■ Data entries ■
--- START ---

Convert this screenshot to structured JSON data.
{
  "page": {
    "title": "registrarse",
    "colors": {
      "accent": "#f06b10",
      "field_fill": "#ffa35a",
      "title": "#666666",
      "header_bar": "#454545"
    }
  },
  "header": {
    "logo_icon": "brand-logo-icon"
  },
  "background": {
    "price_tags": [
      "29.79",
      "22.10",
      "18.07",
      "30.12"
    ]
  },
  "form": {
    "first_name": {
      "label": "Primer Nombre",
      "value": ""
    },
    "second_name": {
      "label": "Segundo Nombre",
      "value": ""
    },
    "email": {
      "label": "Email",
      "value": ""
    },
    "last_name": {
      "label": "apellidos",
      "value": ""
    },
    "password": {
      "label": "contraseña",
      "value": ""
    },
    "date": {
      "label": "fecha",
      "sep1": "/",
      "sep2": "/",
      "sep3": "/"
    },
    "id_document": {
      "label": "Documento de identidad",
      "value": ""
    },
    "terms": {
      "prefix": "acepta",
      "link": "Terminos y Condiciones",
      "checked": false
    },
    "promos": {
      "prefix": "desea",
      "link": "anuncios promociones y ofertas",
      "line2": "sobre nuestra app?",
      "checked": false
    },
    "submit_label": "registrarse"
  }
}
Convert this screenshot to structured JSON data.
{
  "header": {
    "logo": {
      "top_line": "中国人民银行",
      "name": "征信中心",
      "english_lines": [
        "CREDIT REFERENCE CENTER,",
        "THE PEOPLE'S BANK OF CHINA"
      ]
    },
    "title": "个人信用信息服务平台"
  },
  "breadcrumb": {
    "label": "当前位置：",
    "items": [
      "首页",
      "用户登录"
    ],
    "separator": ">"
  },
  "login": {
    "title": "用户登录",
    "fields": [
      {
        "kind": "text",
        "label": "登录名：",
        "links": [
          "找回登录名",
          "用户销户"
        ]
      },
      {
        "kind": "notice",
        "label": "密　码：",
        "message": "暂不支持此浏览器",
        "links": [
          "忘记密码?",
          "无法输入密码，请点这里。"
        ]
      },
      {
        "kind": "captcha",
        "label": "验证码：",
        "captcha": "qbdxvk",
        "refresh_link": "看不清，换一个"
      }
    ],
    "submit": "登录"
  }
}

--- END ---

■ Task instructions ■
Reproduce every line from the entries that holds the word "title".

■ Task response ■
    "title": "registrarse",
      "title": "#666666",
    "title": "个人信用信息服务平台"
    "title": "用户登录",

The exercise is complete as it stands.